::: INPUT FOR THIS TASK :::

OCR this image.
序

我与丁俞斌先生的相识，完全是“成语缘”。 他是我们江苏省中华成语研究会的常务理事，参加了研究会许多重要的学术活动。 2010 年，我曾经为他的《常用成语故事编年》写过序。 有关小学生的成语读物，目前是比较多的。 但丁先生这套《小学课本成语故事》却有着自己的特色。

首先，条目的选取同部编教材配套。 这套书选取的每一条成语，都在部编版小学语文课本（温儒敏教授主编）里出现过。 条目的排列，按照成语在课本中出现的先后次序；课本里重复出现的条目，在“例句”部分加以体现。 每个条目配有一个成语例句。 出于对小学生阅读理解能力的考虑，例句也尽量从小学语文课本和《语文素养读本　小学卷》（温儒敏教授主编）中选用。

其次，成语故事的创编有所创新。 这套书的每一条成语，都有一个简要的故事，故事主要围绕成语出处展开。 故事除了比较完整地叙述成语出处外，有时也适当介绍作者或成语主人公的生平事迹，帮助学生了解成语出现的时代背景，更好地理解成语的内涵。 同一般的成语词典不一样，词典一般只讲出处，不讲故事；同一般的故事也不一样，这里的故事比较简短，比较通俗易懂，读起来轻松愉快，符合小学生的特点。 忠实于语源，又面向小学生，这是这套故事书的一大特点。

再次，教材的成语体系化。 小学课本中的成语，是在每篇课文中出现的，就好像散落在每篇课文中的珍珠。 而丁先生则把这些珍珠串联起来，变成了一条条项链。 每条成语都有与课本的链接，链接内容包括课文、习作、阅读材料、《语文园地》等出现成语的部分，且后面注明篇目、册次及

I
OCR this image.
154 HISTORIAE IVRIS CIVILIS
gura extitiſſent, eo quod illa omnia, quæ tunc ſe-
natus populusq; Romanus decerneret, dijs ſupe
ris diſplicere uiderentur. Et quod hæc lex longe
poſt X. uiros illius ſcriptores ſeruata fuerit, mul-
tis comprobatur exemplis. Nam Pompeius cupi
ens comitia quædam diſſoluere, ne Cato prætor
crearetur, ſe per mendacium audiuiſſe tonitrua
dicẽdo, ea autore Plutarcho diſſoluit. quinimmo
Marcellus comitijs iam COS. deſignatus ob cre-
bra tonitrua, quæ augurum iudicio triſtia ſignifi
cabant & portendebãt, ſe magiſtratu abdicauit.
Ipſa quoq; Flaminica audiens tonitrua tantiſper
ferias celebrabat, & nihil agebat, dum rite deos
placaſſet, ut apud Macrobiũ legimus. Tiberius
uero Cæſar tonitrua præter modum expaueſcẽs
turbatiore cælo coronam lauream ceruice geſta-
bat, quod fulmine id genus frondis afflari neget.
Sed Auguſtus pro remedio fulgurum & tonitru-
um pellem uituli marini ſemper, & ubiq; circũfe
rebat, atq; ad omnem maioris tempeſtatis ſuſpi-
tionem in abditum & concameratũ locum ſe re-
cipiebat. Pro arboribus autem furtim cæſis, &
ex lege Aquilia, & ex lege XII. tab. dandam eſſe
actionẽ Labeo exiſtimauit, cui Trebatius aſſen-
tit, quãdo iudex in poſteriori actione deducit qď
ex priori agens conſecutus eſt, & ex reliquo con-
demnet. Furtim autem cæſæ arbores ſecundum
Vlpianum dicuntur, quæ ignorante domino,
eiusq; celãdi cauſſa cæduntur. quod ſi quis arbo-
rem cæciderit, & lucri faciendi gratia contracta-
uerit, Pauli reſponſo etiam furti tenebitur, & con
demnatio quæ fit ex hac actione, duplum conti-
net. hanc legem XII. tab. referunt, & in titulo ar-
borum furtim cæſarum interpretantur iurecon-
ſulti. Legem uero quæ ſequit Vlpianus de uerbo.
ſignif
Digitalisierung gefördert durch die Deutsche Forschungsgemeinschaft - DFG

:::

WHAT YOU WILL DO: Write an exact transcription of every entry above.

EXERCISE RESPONSE:
OCR this image.
序

我与丁俞斌先生的相识，完全是“成语缘”。 他是我们江苏省中华成语研究会的常务理事，参加了研究会许多重要的学术活动。 2010 年，我曾经为他的《常用成语故事编年》写过序。 有关小学生的成语读物，目前是比较多的。 但丁先生这套《小学课本成语故事》却有着自己的特色。

首先，条目的选取同部编教材配套。 这套书选取的每一条成语，都在部编版小学语文课本（温儒敏教授主编）里出现过。 条目的排列，按照成语在课本中出现的先后次序；课本里重复出现的条目，在“例句”部分加以体现。 每个条目配有一个成语例句。 出于对小学生阅读理解能力的考虑，例句也尽量从小学语文课本和《语文素养读本　小学卷》（温儒敏教授主编）中选用。

其次，成语故事的创编有所创新。 这套书的每一条成语，都有一个简要的故事，故事主要围绕成语出处展开。 故事除了比较完整地叙述成语出处外，有时也适当介绍作者或成语主人公的生平事迹，帮助学生了解成语出现的时代背景，更好地理解成语的内涵。 同一般的成语词典不一样，词典一般只讲出处，不讲故事；同一般的故事也不一样，这里的故事比较简短，比较通俗易懂，读起来轻松愉快，符合小学生的特点。 忠实于语源，又面向小学生，这是这套故事书的一大特点。

再次，教材的成语体系化。 小学课本中的成语，是在每篇课文中出现的，就好像散落在每篇课文中的珍珠。 而丁先生则把这些珍珠串联起来，变成了一条条项链。 每条成语都有与课本的链接，链接内容包括课文、习作、阅读材料、《语文园地》等出现成语的部分，且后面注明篇目、册次及

I
OCR this image.
154 HISTORIAE IVRIS CIVILIS
gura extitiſſent, eo quod illa omnia, quæ tunc ſe-
natus populusq; Romanus decerneret, dijs ſupe
ris diſplicere uiderentur. Et quod hæc lex longe
poſt X. uiros illius ſcriptores ſeruata fuerit, mul-
tis comprobatur exemplis. Nam Pompeius cupi
ens comitia quædam diſſoluere, ne Cato prætor
crearetur, ſe per mendacium audiuiſſe tonitrua
dicẽdo, ea autore Plutarcho diſſoluit. quinimmo
Marcellus comitijs iam COS. deſignatus ob cre-
bra tonitrua, quæ augurum iudicio triſtia ſignifi
cabant & portendebãt, ſe magiſtratu abdicauit.
Ipſa quoq; Flaminica audiens tonitrua tantiſper
ferias celebrabat, & nihil agebat, dum rite deos
placaſſet, ut apud Macrobiũ legimus. Tiberius
uero Cæſar tonitrua præter modum expaueſcẽs
turbatiore cælo coronam lauream ceruice geſta-
bat, quod fulmine id genus frondis afflari neget.
Sed Auguſtus pro remedio fulgurum & tonitru-
um pellem uituli marini ſemper, & ubiq; circũfe
rebat, atq; ad omnem maioris tempeſtatis ſuſpi-
tionem in abditum & concameratũ locum ſe re-
cipiebat. Pro arboribus autem furtim cæſis, &
ex lege Aquilia, & ex lege XII. tab. dandam eſſe
actionẽ Labeo exiſtimauit, cui Trebatius aſſen-
tit, quãdo iudex in poſteriori actione deducit qď
ex priori agens conſecutus eſt, & ex reliquo con-
demnet. Furtim autem cæſæ arbores ſecundum
Vlpianum dicuntur, quæ ignorante domino,
eiusq; celãdi cauſſa cæduntur. quod ſi quis arbo-
rem cæciderit, & lucri faciendi gratia contracta-
uerit, Pauli reſponſo etiam furti tenebitur, & con
demnatio quæ fit ex hac actione, duplum conti-
net. hanc legem XII. tab. referunt, & in titulo ar-
borum furtim cæſarum interpretantur iurecon-
ſulti. Legem uero quæ ſequit Vlpianus de uerbo.
ſignif
Digitalisierung gefördert durch die Deutsche Forschungsgemeinschaft - DFG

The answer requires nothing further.